Excerpt provided
++++++++++++++++++++

Patricia: I thought about the hair tie thing too, because as you can see, I like to pick really bright, colorful fabrics, and you can't always get away with just white or black elastic. If you used the skinnier ones I think it could work, but the fatter ones would look kind of awkward once you turn the piece out. I did find a place for them though, as seen below. On this one, I did use clear swimwear elastic, and so far I am pleased with it. We will see how I like it on Kindle Day.

In fact, harpangel is right  For the loop, I used one of those elastic head bands. I would use it for the loop, but not for the corners, again, they are a little too thick and would look odd. I was thinking of using the same type of headband on my next one, but with the same type of elastic strap as on the new K3 leather covers from amazon. There are just so many fun things you can do with this pattern.

The elastic wasn't the last step: To do the corners, I made an extra piece to go on the right hand side (almost like an extra pocket piece). I lined it up as you would the pocket and marked where the elastics needed to go and then taped them down with quilter's tape to keep them in place. Then I tucked the elastics on the left under the extra piece and stitched the left side down. Then I put together all of the pieces on according to the pattern and sewed it up.

++++++++++++++++++++

Data excerpts
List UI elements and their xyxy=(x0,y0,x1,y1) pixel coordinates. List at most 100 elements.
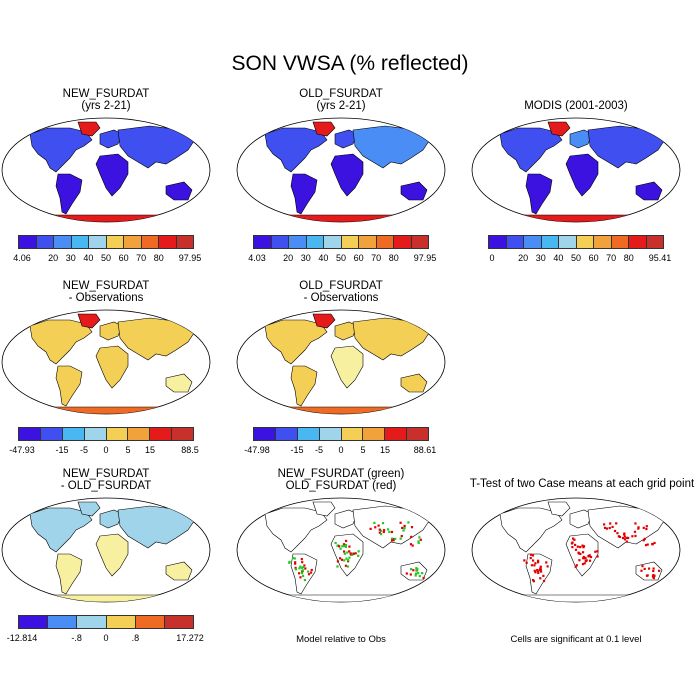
colorbar-tick-label: 95.41 xyxy=(648,253,672,263)
colorbar-segment xyxy=(150,428,173,440)
grid-cell xyxy=(589,555,593,559)
grid-cell xyxy=(539,565,542,568)
colorbar-tick-label: 30 xyxy=(535,253,546,263)
colorbar-tick-label: 4.06 xyxy=(13,253,31,263)
colorbar-tick-label: -5 xyxy=(314,445,324,455)
grid-cell xyxy=(378,531,381,534)
grid-cell xyxy=(534,571,537,574)
continent-greenland xyxy=(312,501,336,517)
grid-cell xyxy=(412,569,415,572)
grid-cell xyxy=(342,544,345,548)
colorbar xyxy=(18,427,194,441)
grid-cell xyxy=(540,570,543,573)
grid-cell xyxy=(382,530,385,534)
grid-cell xyxy=(418,575,421,578)
grid-cell xyxy=(637,526,640,529)
continent-namerica xyxy=(29,319,93,365)
grid-cell xyxy=(533,564,536,567)
grid-cell xyxy=(344,564,348,567)
colorbar-tick-label: 70 xyxy=(136,253,147,263)
colorbar-segment xyxy=(106,236,124,248)
grid-cell xyxy=(577,552,581,555)
colorbar-segment xyxy=(646,236,663,248)
grid-cell xyxy=(348,550,351,553)
colorbar-tick-label: 97.95 xyxy=(413,253,437,263)
continent-namerica xyxy=(264,319,328,365)
continent-africa xyxy=(565,533,599,577)
colorbar-tick-label: 70 xyxy=(371,253,382,263)
continent-samerica xyxy=(55,553,83,595)
grid-cell xyxy=(625,536,629,540)
continent-namerica xyxy=(264,127,328,173)
grid-cell xyxy=(348,556,351,559)
colorbar xyxy=(18,235,194,249)
grid-cell xyxy=(627,536,630,540)
colorbar-segment xyxy=(19,236,37,248)
colorbar-tick-label: -15 xyxy=(55,445,69,455)
panel-old-fsurdat: OLD_FSURDAT (yrs 2-21) 4.03 20 30 40 50 60 70 80… xyxy=(235,88,447,288)
colorbar-segment xyxy=(40,428,63,440)
grid-cell xyxy=(542,579,546,583)
grid-cell xyxy=(336,565,339,568)
world-map xyxy=(236,117,446,223)
grid-cell xyxy=(394,537,397,541)
colorbar-tick-label: 88.61 xyxy=(413,445,437,455)
grid-cell xyxy=(383,529,386,532)
colorbar-ticks: 4.03 20 30 40 50 60 70 80 97.95 xyxy=(235,253,447,265)
colorbar-segment xyxy=(324,236,342,248)
grid-cell xyxy=(348,545,351,548)
continent-greenland xyxy=(77,313,101,329)
grid-cell xyxy=(422,576,425,579)
grid-cell xyxy=(573,538,576,541)
continent-greenland xyxy=(312,313,336,329)
continent-australia xyxy=(165,373,193,393)
grid-cell xyxy=(373,521,376,525)
grid-cell xyxy=(340,558,344,561)
continent-europe xyxy=(569,129,593,149)
colorbar-segment xyxy=(254,236,272,248)
grid-cell xyxy=(631,535,634,538)
grid-cell xyxy=(581,563,585,566)
colorbar-segment xyxy=(524,236,542,248)
colorbar-tick-label: 5 xyxy=(360,445,366,455)
grid-cell xyxy=(298,572,301,575)
grid-cell xyxy=(633,530,637,533)
grid-cell xyxy=(651,543,654,546)
colorbar-segment xyxy=(506,236,524,248)
grid-cell xyxy=(419,538,422,541)
grid-cell xyxy=(529,553,533,556)
continent-greenland xyxy=(312,121,336,137)
grid-cell xyxy=(390,539,394,542)
grid-cell xyxy=(581,544,584,547)
grid-cell xyxy=(531,554,535,557)
colorbar-tick-label: 0 xyxy=(338,445,344,455)
grid-cell xyxy=(623,535,626,538)
grid-cell xyxy=(536,568,539,572)
colorbar-segment xyxy=(71,236,89,248)
grid-cell xyxy=(621,536,625,540)
colorbar-tick-label: .8 xyxy=(131,633,140,643)
continent-australia xyxy=(165,181,193,201)
colorbar-tick-label: 60 xyxy=(353,253,364,263)
grid-cell xyxy=(338,557,342,560)
grid-cell xyxy=(587,555,590,558)
colorbar xyxy=(253,235,429,249)
grid-cell xyxy=(301,561,304,564)
grid-cell xyxy=(584,560,587,563)
grid-cell xyxy=(643,567,646,571)
grid-cell xyxy=(418,536,421,539)
panel-title: OLD_FSURDAT (yrs 2-21) xyxy=(299,88,383,112)
continent-greenland xyxy=(547,501,571,517)
grid-cell xyxy=(536,570,540,573)
colorbar-segment xyxy=(385,428,408,440)
colorbar-tick-label: 30 xyxy=(65,253,76,263)
grid-cell xyxy=(377,524,380,527)
colorbar-tick-label: 15 xyxy=(379,445,391,455)
grid-cell xyxy=(401,526,404,530)
grid-cell xyxy=(310,568,313,572)
grid-cell xyxy=(349,552,352,555)
grid-cell xyxy=(536,559,540,562)
grid-cell xyxy=(344,545,347,549)
colorbar-segment xyxy=(135,616,165,628)
grid-cell xyxy=(299,576,302,579)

++++++++++++++++++++

Task instructions
Carry on the forum post about sewing elastic corners and a loop into a Kindle cover, starting after its last sentence. The records have nothing to do with the text.

Answer for this exercise
Thanks so much for the compliments! I think this pattern is some of the best $6 I ever spent, I'm really enjoying it. 

BTW: I get almost all of my fabrics on etsy.com in case anyone wonders. I'm a huge fan of the kawaii Japanese prints. Superbuzzy.com has tons of cute stuff too.


----------



## strawhatbrat

I am so glad you all like the pattern.   Great idea with the clear elastic!!


----------



## harpangel36

I made my first one today and it turned out cute but I got heavyweight stabilizer and it wasn't iron on, so I basted around the edges. The problem was, I had a dickens of a time turning right side out when I was done and also when I was top stitching arounf the edged my machine didn't want to go through the layers. Any suggestions?


----------



## PG4003 (Patricia)

harpangel36 said:


> I made my first one today and it turned out cute but I got heavyweight stabilizer and it wasn't iron on, so I basted around the edges. The problem was, I had a dickens of a time turning right side out when I was done and also when I was top stitching arounf the edged my machine didn't want to go through the layers. Any suggestions?


Before you turn it, trim just the interfacing real close to the stitching line. Maybe that will reduce the bulk there. And if you have trouble with the interfacing moving around, it's an added step, but you could do like cross hatch stitching on the pieces, sort of like quilting. This is why I like to use iron-on interfacing, you don't have to worry about it moving around as you are working with it.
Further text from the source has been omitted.